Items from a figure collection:
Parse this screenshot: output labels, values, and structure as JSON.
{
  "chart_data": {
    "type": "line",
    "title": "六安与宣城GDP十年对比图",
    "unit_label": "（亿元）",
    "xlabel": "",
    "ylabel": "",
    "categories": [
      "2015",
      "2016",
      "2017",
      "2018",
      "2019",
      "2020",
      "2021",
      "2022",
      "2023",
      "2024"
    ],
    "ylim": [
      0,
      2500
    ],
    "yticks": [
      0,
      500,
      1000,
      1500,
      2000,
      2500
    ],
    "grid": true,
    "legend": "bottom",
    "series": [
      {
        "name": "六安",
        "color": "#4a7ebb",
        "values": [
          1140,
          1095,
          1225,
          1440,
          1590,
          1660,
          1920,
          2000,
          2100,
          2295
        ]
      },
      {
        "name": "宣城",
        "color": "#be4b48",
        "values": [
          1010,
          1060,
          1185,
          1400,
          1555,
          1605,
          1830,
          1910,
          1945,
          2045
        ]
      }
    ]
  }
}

Objective:
Your task is to print the whole listing again exactly.

Answer:
Parse this screenshot: output labels, values, and structure as JSON.
{
  "chart_data": {
    "type": "line",
    "title": "六安与宣城GDP十年对比图",
    "unit_label": "（亿元）",
    "xlabel": "",
    "ylabel": "",
    "categories": [
      "2015",
      "2016",
      "2017",
      "2018",
      "2019",
      "2020",
      "2021",
      "2022",
      "2023",
      "2024"
    ],
    "ylim": [
      0,
      2500
    ],
    "yticks": [
      0,
      500,
      1000,
      1500,
      2000,
      2500
    ],
    "grid": true,
    "legend": "bottom",
    "series": [
      {
        "name": "六安",
        "color": "#4a7ebb",
        "values": [
          1140,
          1095,
          1225,
          1440,
          1590,
          1660,
          1920,
          2000,
          2100,
          2295
        ]
      },
      {
        "name": "宣城",
        "color": "#be4b48",
        "values": [
          1010,
          1060,
          1185,
          1400,
          1555,
          1605,
          1830,
          1910,
          1945,
          2045
        ]
      }
    ]
  }
}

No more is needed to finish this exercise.